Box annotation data
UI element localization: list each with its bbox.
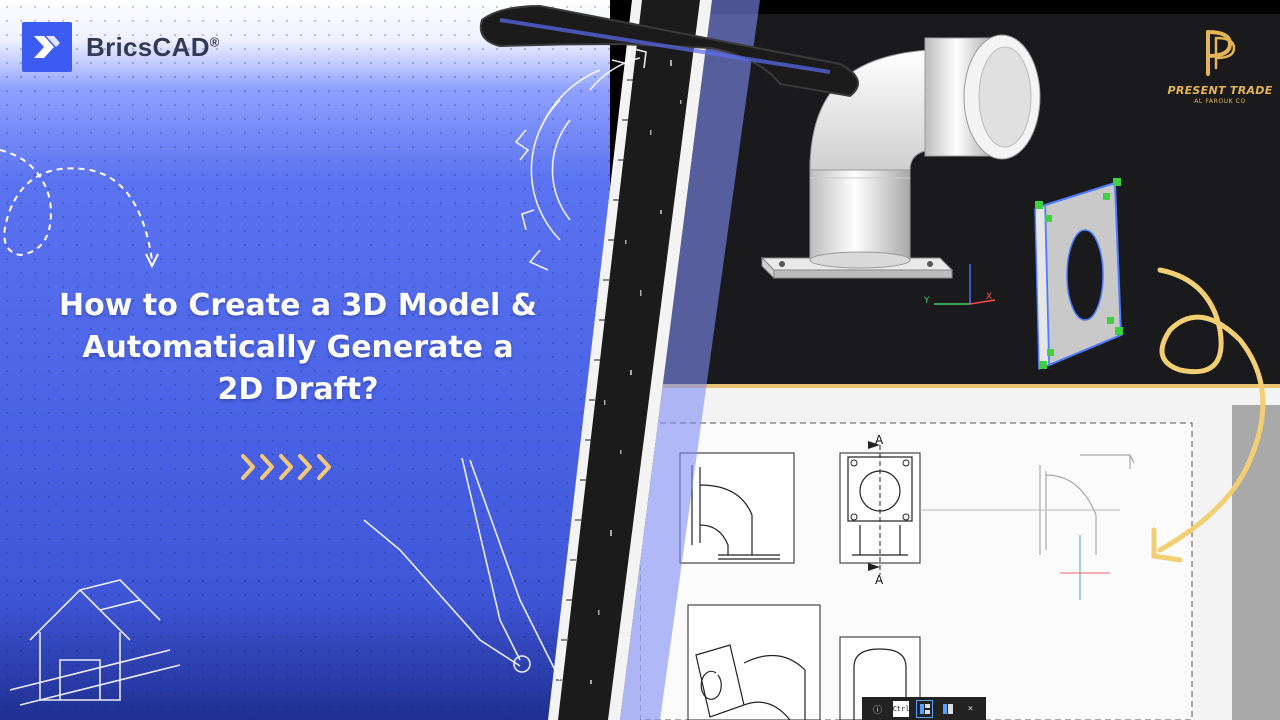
axis-x-label: X: [986, 292, 993, 302]
gold-curly-arrow-icon: [1151, 267, 1266, 563]
view-layout-icon[interactable]: [916, 700, 933, 718]
axis-y-label: Y: [924, 296, 930, 306]
chevrons-icon: [241, 454, 331, 480]
chevron-icon: [241, 454, 255, 480]
section-label-bottom: A: [875, 573, 884, 587]
headline-title: How to Create a 3D Model & Automatically…: [18, 285, 578, 411]
selected-flange-model[interactable]: [1025, 175, 1135, 375]
headline-line-2: Automatically Generate a: [82, 330, 514, 365]
view-layout-alt-icon[interactable]: [940, 701, 955, 717]
chevron-icon: [298, 454, 312, 480]
chevron-icon: [317, 454, 331, 480]
ctrl-toggle-button[interactable]: Ctrl: [893, 701, 909, 717]
chevron-icon: [279, 454, 293, 480]
ucs-axis-icon: [934, 264, 996, 305]
3d-elbow-model: [760, 34, 1041, 280]
bricscad-logo: BricsCAD®: [22, 22, 220, 72]
bricscad-logo-icon: [22, 22, 72, 72]
drawing-mini-toolbar: ⓘ Ctrl ×: [862, 697, 986, 720]
partner-brand: PRESENT TRADE AL FAROUK CO: [1162, 28, 1278, 105]
info-icon[interactable]: ⓘ: [870, 701, 885, 717]
partner-logo-icon: [1206, 30, 1236, 76]
partner-name: PRESENT TRADE: [1167, 84, 1273, 97]
section-label-top: A: [875, 433, 884, 447]
headline-line-3: 2D Draft?: [217, 372, 379, 407]
headline-line-1: How to Create a 3D Model &: [59, 288, 537, 323]
bricscad-wordmark: BricsCAD®: [86, 31, 220, 62]
thumbnail-canvas: Y X PRESENT TRADE AL FAROUK CO A A ⓘ Ctr…: [0, 0, 1280, 720]
chevron-icon: [260, 454, 274, 480]
partner-subtitle: AL FAROUK CO: [1194, 98, 1246, 105]
close-icon[interactable]: ×: [963, 701, 978, 717]
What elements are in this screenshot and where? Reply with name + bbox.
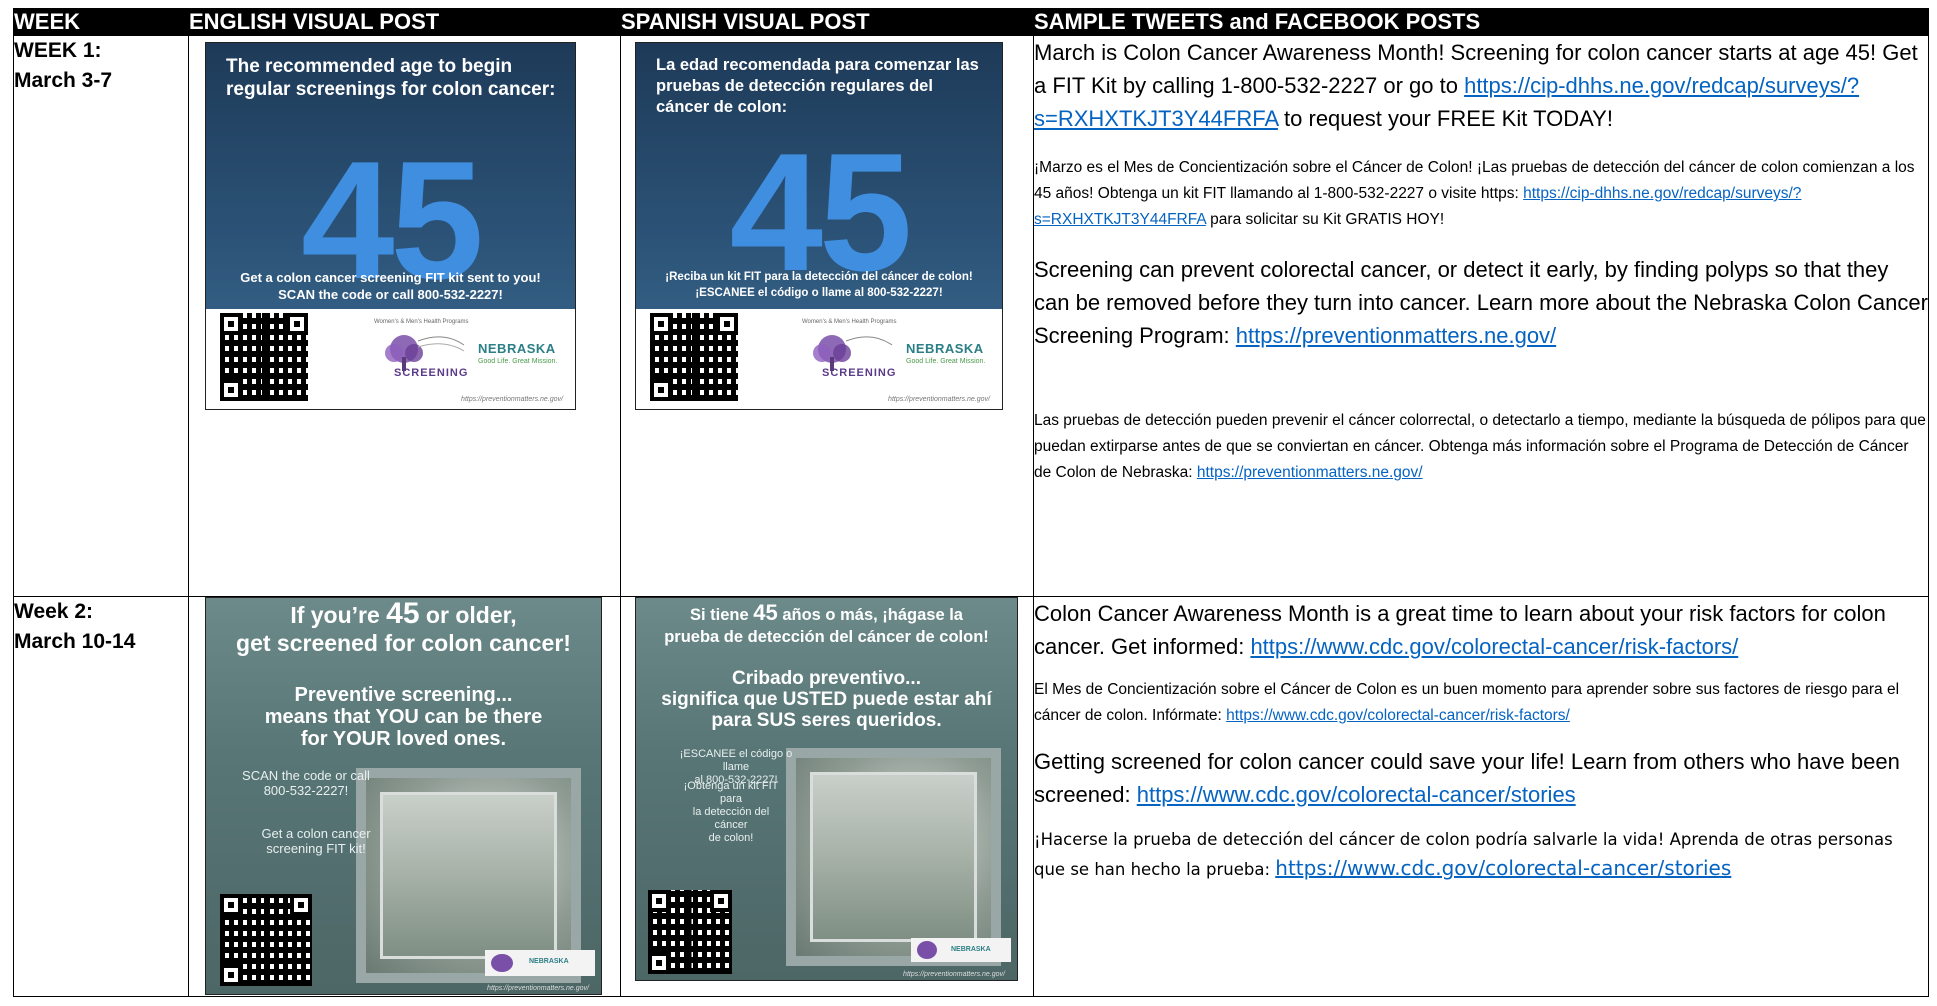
week1-spanish-cell: La edad recomendada para comenzar las pr… (620, 35, 1034, 597)
prevention-link[interactable]: https://preventionmatters.ne.gov/ (1236, 323, 1556, 348)
logo-word: SCREENING (394, 367, 469, 379)
week2-spanish-cell: Si tiene 45 años o más, ¡hágase la prueb… (620, 596, 1034, 997)
nebraska-logo: NEBRASKA (906, 341, 984, 356)
week2-cell: Week 2: March 10-14 (13, 596, 189, 997)
footer-logo: NEBRASKA (485, 950, 595, 976)
risk-factors-link[interactable]: https://www.cdc.gov/colorectal-cancer/ri… (1250, 634, 1738, 659)
poster-subtext: Cribado preventivo... significa que USTE… (661, 668, 992, 731)
header-posts: SAMPLE TWEETS and FACEBOOK POSTS (1033, 8, 1929, 36)
week1-english-poster: The recommended age to begin regular scr… (205, 42, 576, 410)
nebraska-tagline: Good Life. Great Mission. (906, 358, 986, 365)
poster-headline: If you’re 45 or older, get screened for … (236, 597, 571, 657)
stories-link-es[interactable]: https://www.cdc.gov/colorectal-cancer/st… (1275, 856, 1731, 880)
post-es-4: ¡Hacerse la prueba de detección del cánc… (1034, 830, 1893, 880)
week2-english-poster: If you’re 45 or older, get screened for … (205, 597, 602, 995)
qr-code (648, 890, 732, 974)
qr-code (220, 894, 312, 986)
logo-small-text: Women's & Men's Health Programs (374, 319, 469, 325)
logo-word: SCREENING (822, 367, 897, 379)
poster-cta-line2: SCAN the code or call 800-532-2227! (278, 287, 503, 302)
poster-cta-line2: ¡ESCANEE el código o llame al 800-532-22… (695, 287, 943, 299)
header-row: WEEK ENGLISH VISUAL POST SPANISH VISUAL … (13, 8, 1929, 36)
poster-url: https://preventionmatters.ne.gov/ (888, 396, 990, 403)
photo-frame (786, 748, 1001, 966)
poster-footer: Women's & Men's Health Programs SCREENIN… (206, 309, 575, 409)
prevention-link-es[interactable]: https://preventionmatters.ne.gov/ (1197, 464, 1423, 481)
screening-logo: Women's & Men's Health Programs SCREENIN… (802, 315, 1002, 395)
nebraska-tagline: Good Life. Great Mission. (478, 358, 558, 365)
poster-cta: ¡Reciba un kit FIT para la detección del… (642, 269, 996, 301)
post-es-1: ¡Marzo es el Mes de Concientización sobr… (1034, 159, 1915, 228)
week1-cell: WEEK 1: March 3-7 (13, 35, 189, 597)
qr-code (220, 313, 308, 401)
post-en-2: Screening can prevent colorectal cancer,… (1034, 257, 1928, 348)
father-child-photo (810, 772, 977, 942)
father-child-photo (380, 792, 557, 959)
week1-dates: March 3-7 (14, 69, 113, 92)
tree-logo-icon (917, 941, 937, 959)
stories-link[interactable]: https://www.cdc.gov/colorectal-cancer/st… (1137, 782, 1576, 807)
footer-logo: NEBRASKA (911, 938, 1011, 962)
kit-callout: Get a colon cancer screening FIT kit! (261, 826, 371, 856)
poster-headline: The recommended age to begin regular scr… (226, 56, 556, 100)
post-en-3: Colon Cancer Awareness Month is a great … (1034, 601, 1886, 659)
poster-subtext: Preventive screening... means that YOU c… (264, 684, 543, 750)
poster-footer: Women's & Men's Health Programs SCREENIN… (636, 309, 1002, 409)
poster-cta-line1: Get a colon cancer screening FIT kit sen… (240, 270, 541, 285)
logo-small-text: Women's & Men's Health Programs (802, 319, 897, 325)
poster-url: https://preventionmatters.ne.gov/ (903, 971, 1005, 978)
scan-callout: SCAN the code or call 800-532-2227! (242, 768, 370, 798)
header-spanish: SPANISH VISUAL POST (620, 8, 1034, 36)
poster-url: https://preventionmatters.ne.gov/ (487, 985, 589, 992)
header-week: WEEK (13, 8, 189, 36)
week2-spanish-poster: Si tiene 45 años o más, ¡hágase la prueb… (635, 597, 1018, 981)
qr-code (650, 313, 738, 401)
poster-cta-line1: ¡Reciba un kit FIT para la detección del… (665, 271, 973, 283)
poster-url: https://preventionmatters.ne.gov/ (461, 396, 563, 403)
header-english: ENGLISH VISUAL POST (188, 8, 621, 36)
risk-factors-link-es[interactable]: https://www.cdc.gov/colorectal-cancer/ri… (1226, 707, 1570, 724)
week1-label: WEEK 1: (14, 39, 102, 62)
week2-english-cell: If you’re 45 or older, get screened for … (188, 596, 621, 997)
document-page: WEEK ENGLISH VISUAL POST SPANISH VISUAL … (0, 0, 1937, 1006)
tree-logo-icon (491, 954, 513, 972)
kit-callout: ¡Obtenga un kit FIT para la detección de… (683, 780, 779, 844)
week2-label: Week 2: (14, 600, 93, 623)
week1-posts-cell: March is Colon Cancer Awareness Month! S… (1033, 35, 1929, 597)
week2-row: Week 2: March 10-14 If you’re 45 or olde… (13, 596, 1929, 997)
post-en-1: March is Colon Cancer Awareness Month! S… (1034, 40, 1918, 131)
poster-cta: Get a colon cancer screening FIT kit sen… (212, 269, 569, 303)
post-es-2: Las pruebas de detección pueden prevenir… (1034, 412, 1926, 481)
week2-dates: March 10-14 (14, 630, 136, 653)
poster-headline: Si tiene 45 años o más, ¡hágase la prueb… (664, 600, 989, 647)
week1-english-cell: The recommended age to begin regular scr… (188, 35, 621, 597)
week1-spanish-poster: La edad recomendada para comenzar las pr… (635, 42, 1003, 410)
week1-row: WEEK 1: March 3-7 The recommended age to… (13, 35, 1929, 597)
week2-posts-cell: Colon Cancer Awareness Month is a great … (1033, 596, 1929, 997)
post-en-4: Getting screened for colon cancer could … (1034, 749, 1900, 807)
poster-headline: La edad recomendada para comenzar las pr… (656, 56, 979, 116)
post-es-3: El Mes de Concientización sobre el Cánce… (1034, 681, 1900, 724)
screening-logo: Women's & Men's Health Programs SCREENIN… (374, 315, 574, 395)
nebraska-logo: NEBRASKA (478, 341, 556, 356)
campaign-table: WEEK ENGLISH VISUAL POST SPANISH VISUAL … (13, 8, 1929, 997)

Your goal
Rewrite the lines beginning at the line that contains "axis-x-label: X: [986, 292, 993, 302]" and ending after the line that contains "headline-line-3: 2D Draft?: [217, 372, 379, 407]", replacing "ucs-axis-icon" with "coordinate-axis-icon" and leaving everything else unchanged.

Task output
axis-x-label: X: [986, 292, 993, 302]
gold-curly-arrow-icon: [1151, 267, 1266, 563]
view-layout-icon[interactable]: [916, 700, 933, 718]
axis-y-label: Y: [924, 296, 930, 306]
chevrons-icon: [241, 454, 331, 480]
chevron-icon: [241, 454, 255, 480]
section-label-bottom: A: [875, 573, 884, 587]
headline-title: How to Create a 3D Model & Automatically…: [18, 285, 578, 411]
selected-flange-model[interactable]: [1025, 175, 1135, 375]
headline-line-2: Automatically Generate a: [82, 330, 514, 365]
view-layout-alt-icon[interactable]: [940, 701, 955, 717]
chevron-icon: [298, 454, 312, 480]
chevron-icon: [317, 454, 331, 480]
ctrl-toggle-button[interactable]: Ctrl: [893, 701, 909, 717]
chevron-icon: [279, 454, 293, 480]
coordinate-axis-icon: [934, 264, 996, 305]
3d-elbow-model: [760, 34, 1041, 280]
bricscad-logo: BricsCAD®: [22, 22, 220, 72]
bricscad-logo-icon: [22, 22, 72, 72]
drawing-mini-toolbar: ⓘ Ctrl ×: [862, 697, 986, 720]
partner-brand: PRESENT TRADE AL FAROUK CO: [1162, 28, 1278, 105]
info-icon[interactable]: ⓘ: [870, 701, 885, 717]
partner-logo-icon: [1206, 30, 1236, 76]
partner-name: PRESENT TRADE: [1167, 84, 1273, 97]
section-label-top: A: [875, 433, 884, 447]
headline-line-3: 2D Draft?: [217, 372, 379, 407]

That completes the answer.